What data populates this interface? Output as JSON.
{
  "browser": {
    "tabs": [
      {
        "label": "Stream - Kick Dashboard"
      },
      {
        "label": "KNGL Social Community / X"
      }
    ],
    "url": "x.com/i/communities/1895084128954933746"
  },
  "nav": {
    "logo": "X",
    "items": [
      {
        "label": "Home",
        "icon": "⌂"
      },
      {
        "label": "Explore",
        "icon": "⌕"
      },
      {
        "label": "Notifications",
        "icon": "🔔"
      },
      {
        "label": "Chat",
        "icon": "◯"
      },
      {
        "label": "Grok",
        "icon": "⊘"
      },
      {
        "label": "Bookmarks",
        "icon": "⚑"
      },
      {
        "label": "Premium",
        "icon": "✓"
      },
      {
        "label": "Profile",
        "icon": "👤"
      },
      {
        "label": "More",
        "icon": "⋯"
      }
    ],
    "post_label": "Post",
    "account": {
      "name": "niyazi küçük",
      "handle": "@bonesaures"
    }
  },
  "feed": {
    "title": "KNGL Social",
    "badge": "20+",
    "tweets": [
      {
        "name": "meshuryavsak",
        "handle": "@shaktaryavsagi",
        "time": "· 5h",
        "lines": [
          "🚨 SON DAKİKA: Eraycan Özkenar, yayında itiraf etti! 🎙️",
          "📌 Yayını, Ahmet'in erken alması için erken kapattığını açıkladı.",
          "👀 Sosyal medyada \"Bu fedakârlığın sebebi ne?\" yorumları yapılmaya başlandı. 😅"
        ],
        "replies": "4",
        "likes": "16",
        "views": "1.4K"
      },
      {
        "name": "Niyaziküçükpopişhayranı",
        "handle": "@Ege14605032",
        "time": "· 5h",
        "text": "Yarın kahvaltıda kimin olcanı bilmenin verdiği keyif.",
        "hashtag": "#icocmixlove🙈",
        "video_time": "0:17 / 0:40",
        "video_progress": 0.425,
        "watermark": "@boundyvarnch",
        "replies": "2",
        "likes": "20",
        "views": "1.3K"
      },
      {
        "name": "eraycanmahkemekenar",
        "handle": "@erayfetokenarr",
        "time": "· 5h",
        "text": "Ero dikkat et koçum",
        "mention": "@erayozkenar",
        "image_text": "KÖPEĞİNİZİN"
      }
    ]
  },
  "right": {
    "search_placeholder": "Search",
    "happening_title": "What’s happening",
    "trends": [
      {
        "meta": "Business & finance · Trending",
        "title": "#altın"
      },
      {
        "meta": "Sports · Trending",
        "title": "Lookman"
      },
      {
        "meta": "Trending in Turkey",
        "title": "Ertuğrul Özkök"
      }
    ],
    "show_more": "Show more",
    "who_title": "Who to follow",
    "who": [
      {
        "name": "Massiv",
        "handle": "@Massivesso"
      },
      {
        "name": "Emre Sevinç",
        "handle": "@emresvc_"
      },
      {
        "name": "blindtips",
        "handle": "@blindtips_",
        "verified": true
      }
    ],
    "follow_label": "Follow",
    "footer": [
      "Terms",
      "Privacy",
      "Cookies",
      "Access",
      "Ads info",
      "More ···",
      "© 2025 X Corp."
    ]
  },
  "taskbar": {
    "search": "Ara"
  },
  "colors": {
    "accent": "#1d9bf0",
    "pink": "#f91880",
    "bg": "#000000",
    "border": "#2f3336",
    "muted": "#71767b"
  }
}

= = =

#### Set task:
Using the exact wording, write out all of the records.

#### Exercise result:
What data populates this interface? Output as JSON.
{
  "browser": {
    "tabs": [
      {
        "label": "Stream - Kick Dashboard"
      },
      {
        "label": "KNGL Social Community / X"
      }
    ],
    "url": "x.com/i/communities/1895084128954933746"
  },
  "nav": {
    "logo": "X",
    "items": [
      {
        "label": "Home",
        "icon": "⌂"
      },
      {
        "label": "Explore",
        "icon": "⌕"
      },
      {
        "label": "Notifications",
        "icon": "🔔"
      },
      {
        "label": "Chat",
        "icon": "◯"
      },
      {
        "label": "Grok",
        "icon": "⊘"
      },
      {
        "label": "Bookmarks",
        "icon": "⚑"
      },
      {
        "label": "Premium",
        "icon": "✓"
      },
      {
        "label": "Profile",
        "icon": "👤"
      },
      {
        "label": "More",
        "icon": "⋯"
      }
    ],
    "post_label": "Post",
    "account": {
      "name": "niyazi küçük",
      "handle": "@bonesaures"
    }
  },
  "feed": {
    "title": "KNGL Social",
    "badge": "20+",
    "tweets": [
      {
        "name": "meshuryavsak",
        "handle": "@shaktaryavsagi",
        "time": "· 5h",
        "lines": [
          "🚨 SON DAKİKA: Eraycan Özkenar, yayında itiraf etti! 🎙️",
          "📌 Yayını, Ahmet'in erken alması için erken kapattığını açıkladı.",
          "👀 Sosyal medyada \"Bu fedakârlığın sebebi ne?\" yorumları yapılmaya başlandı. 😅"
        ],
        "replies": "4",
        "likes": "16",
        "views": "1.4K"
      },
      {
        "name": "Niyaziküçükpopişhayranı",
        "handle": "@Ege14605032",
        "time": "· 5h",
        "text": "Yarın kahvaltıda kimin olcanı bilmenin verdiği keyif.",
        "hashtag": "#icocmixlove🙈",
        "video_time": "0:17 / 0:40",
        "video_progress": 0.425,
        "watermark": "@boundyvarnch",
        "replies": "2",
        "likes": "20",
        "views": "1.3K"
      },
      {
        "name": "eraycanmahkemekenar",
        "handle": "@erayfetokenarr",
        "time": "· 5h",
        "text": "Ero dikkat et koçum",
        "mention": "@erayozkenar",
        "image_text": "KÖPEĞİNİZİN"
      }
    ]
  },
  "right": {
    "search_placeholder": "Search",
    "happening_title": "What’s happening",
    "trends": [
      {
        "meta": "Business & finance · Trending",
        "title": "#altın"
      },
      {
        "meta": "Sports · Trending",
        "title": "Lookman"
      },
      {
        "meta": "Trending in Turkey",
        "title": "Ertuğrul Özkök"
      }
    ],
    "show_more": "Show more",
    "who_title": "Who to follow",
    "who": [
      {
        "name": "Massiv",
        "handle": "@Massivesso"
      },
      {
        "name": "Emre Sevinç",
        "handle": "@emresvc_"
      },
      {
        "name": "blindtips",
        "handle": "@blindtips_",
        "verified": true
      }
    ],
    "follow_label": "Follow",
    "footer": [
      "Terms",
      "Privacy",
      "Cookies",
      "Access",
      "Ads info",
      "More ···",
      "© 2025 X Corp."
    ]
  },
  "taskbar": {
    "search": "Ara"
  },
  "colors": {
    "accent": "#1d9bf0",
    "pink": "#f91880",
    "bg": "#000000",
    "border": "#2f3336",
    "muted": "#71767b"
  }
}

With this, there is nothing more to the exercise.